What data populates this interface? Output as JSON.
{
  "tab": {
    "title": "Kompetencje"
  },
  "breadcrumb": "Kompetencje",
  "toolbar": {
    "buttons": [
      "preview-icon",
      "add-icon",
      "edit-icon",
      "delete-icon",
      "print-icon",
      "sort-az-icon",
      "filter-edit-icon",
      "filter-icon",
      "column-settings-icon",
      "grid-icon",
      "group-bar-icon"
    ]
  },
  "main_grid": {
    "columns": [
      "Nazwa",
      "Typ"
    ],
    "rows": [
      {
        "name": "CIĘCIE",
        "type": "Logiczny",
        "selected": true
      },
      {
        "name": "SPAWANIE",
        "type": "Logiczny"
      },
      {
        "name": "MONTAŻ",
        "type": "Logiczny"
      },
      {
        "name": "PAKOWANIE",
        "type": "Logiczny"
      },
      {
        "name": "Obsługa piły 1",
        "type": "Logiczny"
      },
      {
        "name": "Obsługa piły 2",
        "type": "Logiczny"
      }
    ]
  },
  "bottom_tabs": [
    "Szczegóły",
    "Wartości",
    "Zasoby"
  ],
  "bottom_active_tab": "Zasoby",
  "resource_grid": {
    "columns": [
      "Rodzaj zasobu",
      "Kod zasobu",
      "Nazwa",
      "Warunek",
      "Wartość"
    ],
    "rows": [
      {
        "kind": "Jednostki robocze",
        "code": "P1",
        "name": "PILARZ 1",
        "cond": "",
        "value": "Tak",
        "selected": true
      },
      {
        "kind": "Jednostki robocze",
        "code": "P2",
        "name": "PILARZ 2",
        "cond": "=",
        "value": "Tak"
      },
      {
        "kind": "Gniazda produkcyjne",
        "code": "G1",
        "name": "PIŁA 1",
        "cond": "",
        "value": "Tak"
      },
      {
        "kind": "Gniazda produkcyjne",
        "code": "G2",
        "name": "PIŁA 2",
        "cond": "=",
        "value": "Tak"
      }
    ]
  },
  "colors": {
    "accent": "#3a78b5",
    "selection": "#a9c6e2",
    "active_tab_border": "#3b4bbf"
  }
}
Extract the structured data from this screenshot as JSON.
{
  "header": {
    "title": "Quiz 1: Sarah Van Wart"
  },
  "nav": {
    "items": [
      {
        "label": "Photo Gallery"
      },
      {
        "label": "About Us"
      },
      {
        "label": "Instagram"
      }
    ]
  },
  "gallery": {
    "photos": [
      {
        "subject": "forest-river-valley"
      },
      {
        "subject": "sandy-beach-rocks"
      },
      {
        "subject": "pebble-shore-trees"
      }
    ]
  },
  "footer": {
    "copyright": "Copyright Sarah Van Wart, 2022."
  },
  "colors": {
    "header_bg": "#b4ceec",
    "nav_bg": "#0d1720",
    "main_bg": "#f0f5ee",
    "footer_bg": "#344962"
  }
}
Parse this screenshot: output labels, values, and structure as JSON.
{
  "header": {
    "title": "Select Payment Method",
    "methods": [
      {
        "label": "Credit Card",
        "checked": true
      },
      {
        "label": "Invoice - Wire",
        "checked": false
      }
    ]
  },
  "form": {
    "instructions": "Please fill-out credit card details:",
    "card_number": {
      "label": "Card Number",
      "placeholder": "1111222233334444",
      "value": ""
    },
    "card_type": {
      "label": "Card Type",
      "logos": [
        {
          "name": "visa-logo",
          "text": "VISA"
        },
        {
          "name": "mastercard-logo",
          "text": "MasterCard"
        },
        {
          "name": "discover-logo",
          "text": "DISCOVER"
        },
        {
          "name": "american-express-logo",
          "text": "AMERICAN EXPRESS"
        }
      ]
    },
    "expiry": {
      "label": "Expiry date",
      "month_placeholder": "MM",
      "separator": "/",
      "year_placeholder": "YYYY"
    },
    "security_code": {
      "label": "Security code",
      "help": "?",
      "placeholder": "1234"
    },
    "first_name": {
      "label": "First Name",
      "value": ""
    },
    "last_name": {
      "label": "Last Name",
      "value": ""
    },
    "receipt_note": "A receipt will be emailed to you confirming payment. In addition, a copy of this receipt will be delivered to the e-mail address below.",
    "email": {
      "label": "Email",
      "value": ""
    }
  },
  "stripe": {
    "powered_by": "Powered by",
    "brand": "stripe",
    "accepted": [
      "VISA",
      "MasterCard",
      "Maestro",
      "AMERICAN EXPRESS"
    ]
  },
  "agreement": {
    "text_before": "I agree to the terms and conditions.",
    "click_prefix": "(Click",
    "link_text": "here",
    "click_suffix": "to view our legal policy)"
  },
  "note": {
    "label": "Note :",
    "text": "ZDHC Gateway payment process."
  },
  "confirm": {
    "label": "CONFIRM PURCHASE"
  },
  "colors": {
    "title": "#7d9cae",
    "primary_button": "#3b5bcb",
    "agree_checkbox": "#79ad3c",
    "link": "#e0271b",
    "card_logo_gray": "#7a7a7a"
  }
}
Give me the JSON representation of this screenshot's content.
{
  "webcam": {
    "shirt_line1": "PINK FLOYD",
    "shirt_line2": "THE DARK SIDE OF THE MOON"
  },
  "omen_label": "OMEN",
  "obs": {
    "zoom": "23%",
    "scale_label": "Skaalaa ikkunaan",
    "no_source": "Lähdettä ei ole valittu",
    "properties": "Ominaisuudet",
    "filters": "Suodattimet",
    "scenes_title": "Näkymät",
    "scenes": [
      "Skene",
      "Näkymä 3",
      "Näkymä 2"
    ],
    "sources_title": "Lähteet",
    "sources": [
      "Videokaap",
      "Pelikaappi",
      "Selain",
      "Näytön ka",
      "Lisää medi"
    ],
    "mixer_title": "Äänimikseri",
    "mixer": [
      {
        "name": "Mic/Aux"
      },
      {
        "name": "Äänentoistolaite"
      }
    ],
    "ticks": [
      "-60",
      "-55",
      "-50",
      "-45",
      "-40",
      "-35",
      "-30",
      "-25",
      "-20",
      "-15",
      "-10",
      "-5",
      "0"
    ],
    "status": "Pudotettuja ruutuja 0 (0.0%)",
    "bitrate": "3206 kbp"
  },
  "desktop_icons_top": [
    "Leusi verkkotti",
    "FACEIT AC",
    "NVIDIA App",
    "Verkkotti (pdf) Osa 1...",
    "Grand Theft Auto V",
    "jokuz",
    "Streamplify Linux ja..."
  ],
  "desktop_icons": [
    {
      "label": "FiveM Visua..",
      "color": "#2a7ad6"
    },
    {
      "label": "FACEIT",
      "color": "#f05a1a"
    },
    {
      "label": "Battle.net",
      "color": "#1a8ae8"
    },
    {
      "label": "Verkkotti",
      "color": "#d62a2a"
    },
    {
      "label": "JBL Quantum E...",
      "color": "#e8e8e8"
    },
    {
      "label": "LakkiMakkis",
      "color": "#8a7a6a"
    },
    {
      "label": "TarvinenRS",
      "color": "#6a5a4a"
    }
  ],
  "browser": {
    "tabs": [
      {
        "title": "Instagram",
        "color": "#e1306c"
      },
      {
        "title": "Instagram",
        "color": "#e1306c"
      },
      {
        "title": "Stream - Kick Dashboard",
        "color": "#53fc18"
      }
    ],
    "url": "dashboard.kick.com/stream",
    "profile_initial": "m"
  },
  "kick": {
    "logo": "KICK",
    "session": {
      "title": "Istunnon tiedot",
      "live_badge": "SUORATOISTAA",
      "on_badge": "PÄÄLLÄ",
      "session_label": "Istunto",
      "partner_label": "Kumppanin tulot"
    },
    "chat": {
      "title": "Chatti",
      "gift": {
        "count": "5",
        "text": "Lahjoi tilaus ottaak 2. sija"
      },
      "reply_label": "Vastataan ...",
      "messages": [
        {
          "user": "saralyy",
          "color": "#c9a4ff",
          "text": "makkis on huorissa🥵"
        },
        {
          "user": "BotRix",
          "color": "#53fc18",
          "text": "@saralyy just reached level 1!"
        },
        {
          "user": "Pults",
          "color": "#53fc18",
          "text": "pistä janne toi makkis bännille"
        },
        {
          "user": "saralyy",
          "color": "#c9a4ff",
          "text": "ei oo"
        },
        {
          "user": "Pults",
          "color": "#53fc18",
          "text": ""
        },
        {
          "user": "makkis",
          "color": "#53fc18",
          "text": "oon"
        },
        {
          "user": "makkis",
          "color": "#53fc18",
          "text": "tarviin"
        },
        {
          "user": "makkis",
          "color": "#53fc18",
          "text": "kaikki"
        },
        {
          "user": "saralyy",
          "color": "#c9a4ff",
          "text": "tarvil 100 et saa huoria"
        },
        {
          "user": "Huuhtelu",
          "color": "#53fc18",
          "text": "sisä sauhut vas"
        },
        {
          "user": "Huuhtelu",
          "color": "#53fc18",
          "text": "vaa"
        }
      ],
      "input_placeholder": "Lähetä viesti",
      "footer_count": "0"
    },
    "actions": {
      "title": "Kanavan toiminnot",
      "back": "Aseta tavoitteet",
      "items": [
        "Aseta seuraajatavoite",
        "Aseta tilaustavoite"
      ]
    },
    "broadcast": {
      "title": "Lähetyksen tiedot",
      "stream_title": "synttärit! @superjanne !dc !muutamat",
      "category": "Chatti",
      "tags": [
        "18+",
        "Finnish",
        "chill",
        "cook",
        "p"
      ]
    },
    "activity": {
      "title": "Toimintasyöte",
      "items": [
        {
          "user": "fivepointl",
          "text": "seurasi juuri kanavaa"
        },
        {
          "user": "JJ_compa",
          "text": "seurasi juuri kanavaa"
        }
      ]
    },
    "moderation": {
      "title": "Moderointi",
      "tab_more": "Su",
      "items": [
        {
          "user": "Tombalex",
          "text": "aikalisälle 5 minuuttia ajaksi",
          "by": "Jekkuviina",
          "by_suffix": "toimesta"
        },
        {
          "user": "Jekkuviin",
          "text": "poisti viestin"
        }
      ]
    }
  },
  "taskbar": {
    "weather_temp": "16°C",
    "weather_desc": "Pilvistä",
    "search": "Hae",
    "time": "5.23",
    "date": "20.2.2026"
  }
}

AIM:
Lines holding the word "data" in the entries above are the ones to pull out. Copy them all.

SOLUTION:
What data populates this interface? Output as JSON.
Extract the structured data from this screenshot as JSON.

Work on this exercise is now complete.